### Exercise brief
Pick out the lines below that contain the string "JSON" and copy them all.

(Stored data)
============================================================

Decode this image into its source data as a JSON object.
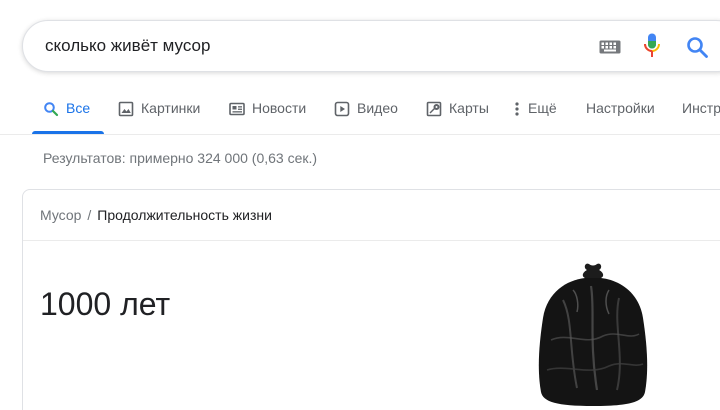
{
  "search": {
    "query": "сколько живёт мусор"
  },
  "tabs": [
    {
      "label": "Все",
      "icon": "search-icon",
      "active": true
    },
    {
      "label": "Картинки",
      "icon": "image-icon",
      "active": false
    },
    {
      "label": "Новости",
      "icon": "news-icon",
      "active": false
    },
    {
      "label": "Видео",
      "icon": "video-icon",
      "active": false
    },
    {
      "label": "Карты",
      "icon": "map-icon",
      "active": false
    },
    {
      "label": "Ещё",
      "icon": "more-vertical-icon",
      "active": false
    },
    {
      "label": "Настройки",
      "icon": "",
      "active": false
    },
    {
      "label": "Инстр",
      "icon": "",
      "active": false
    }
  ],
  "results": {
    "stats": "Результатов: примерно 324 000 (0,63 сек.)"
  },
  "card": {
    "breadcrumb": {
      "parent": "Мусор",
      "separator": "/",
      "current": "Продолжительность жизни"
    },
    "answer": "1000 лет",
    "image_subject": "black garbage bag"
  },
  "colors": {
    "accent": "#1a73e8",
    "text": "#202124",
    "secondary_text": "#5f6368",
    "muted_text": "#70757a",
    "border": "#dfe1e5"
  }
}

============================================================

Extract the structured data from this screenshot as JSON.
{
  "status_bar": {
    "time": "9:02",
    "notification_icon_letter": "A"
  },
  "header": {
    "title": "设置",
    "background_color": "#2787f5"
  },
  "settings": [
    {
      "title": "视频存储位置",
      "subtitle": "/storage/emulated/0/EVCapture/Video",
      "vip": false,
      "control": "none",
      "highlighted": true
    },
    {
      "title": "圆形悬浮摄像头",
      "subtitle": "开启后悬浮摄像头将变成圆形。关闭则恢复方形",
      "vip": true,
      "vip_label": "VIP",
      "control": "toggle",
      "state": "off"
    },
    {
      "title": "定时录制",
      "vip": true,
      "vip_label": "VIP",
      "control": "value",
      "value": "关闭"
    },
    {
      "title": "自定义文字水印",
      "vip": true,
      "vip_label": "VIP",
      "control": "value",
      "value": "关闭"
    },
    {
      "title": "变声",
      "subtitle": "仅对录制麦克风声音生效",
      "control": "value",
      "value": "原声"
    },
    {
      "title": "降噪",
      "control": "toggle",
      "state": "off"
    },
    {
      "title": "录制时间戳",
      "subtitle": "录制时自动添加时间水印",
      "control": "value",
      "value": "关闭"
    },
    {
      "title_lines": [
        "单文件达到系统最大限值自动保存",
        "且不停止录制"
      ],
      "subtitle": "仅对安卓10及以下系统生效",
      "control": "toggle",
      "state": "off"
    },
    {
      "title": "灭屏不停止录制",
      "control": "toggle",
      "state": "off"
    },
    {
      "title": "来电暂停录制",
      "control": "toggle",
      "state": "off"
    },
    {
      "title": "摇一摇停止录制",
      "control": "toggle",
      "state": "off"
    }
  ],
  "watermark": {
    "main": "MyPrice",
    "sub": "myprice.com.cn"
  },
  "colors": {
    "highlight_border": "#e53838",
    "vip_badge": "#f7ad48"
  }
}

============================================================

### Correct result
Decode this image into its source data as a JSON object.
Extract the structured data from this screenshot as JSON.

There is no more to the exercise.